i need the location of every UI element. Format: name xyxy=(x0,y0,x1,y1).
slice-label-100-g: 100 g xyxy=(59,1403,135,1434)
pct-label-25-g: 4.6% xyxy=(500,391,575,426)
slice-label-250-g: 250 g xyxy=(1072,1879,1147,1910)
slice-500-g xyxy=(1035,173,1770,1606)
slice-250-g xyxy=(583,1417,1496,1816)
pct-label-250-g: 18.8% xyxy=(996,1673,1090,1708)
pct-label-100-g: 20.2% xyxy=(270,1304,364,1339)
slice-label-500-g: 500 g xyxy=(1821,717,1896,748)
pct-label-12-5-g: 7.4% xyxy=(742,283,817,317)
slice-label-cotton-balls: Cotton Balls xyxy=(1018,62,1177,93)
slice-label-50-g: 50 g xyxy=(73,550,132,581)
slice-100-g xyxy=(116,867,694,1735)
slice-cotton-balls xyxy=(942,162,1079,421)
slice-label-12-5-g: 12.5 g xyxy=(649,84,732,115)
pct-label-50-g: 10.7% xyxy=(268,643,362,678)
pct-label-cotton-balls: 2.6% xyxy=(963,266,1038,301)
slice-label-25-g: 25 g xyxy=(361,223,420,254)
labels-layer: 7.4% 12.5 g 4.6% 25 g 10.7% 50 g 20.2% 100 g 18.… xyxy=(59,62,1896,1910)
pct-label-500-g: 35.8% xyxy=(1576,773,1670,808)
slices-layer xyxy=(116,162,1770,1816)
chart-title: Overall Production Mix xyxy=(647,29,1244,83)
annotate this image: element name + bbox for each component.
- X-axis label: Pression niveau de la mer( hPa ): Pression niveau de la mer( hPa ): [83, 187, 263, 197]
----
Rewrite each line of the data above as a numbered list, skipping any blank lines.

1. i need the location of every UI element. Format: name xyxy=(x0,y0,x1,y1).
2. slice-label-100-g: 100 g xyxy=(59,1403,135,1434)
3. pct-label-25-g: 4.6% xyxy=(500,391,575,426)
4. slice-label-250-g: 250 g xyxy=(1072,1879,1147,1910)
5. slice-500-g xyxy=(1035,173,1770,1606)
6. slice-250-g xyxy=(583,1417,1496,1816)
7. pct-label-250-g: 18.8% xyxy=(996,1673,1090,1708)
8. pct-label-100-g: 20.2% xyxy=(270,1304,364,1339)
9. slice-label-500-g: 500 g xyxy=(1821,717,1896,748)
10. pct-label-12-5-g: 7.4% xyxy=(742,283,817,317)
11. slice-label-cotton-balls: Cotton Balls xyxy=(1018,62,1177,93)
12. slice-label-50-g: 50 g xyxy=(73,550,132,581)
13. slice-100-g xyxy=(116,867,694,1735)
14. slice-cotton-balls xyxy=(942,162,1079,421)
15. slice-label-12-5-g: 12.5 g xyxy=(649,84,732,115)
16. pct-label-50-g: 10.7% xyxy=(268,643,362,678)
17. pct-label-cotton-balls: 2.6% xyxy=(963,266,1038,301)
18. slice-label-25-g: 25 g xyxy=(361,223,420,254)
19. labels-layer: 7.4% 12.5 g 4.6% 25 g 10.7% 50 g 20.2% 100 g 18.… xyxy=(59,62,1896,1910)
20. pct-label-500-g: 35.8% xyxy=(1576,773,1670,808)
21. slices-layer xyxy=(116,162,1770,1816)
22. chart-title: Overall Production Mix xyxy=(647,29,1244,83)
23. annotate this image: element name + bbox for each component.
24. - X-axis label: Pression niveau de la mer( hPa ): Pression niveau de la mer( hPa ): [83, 187, 263, 197]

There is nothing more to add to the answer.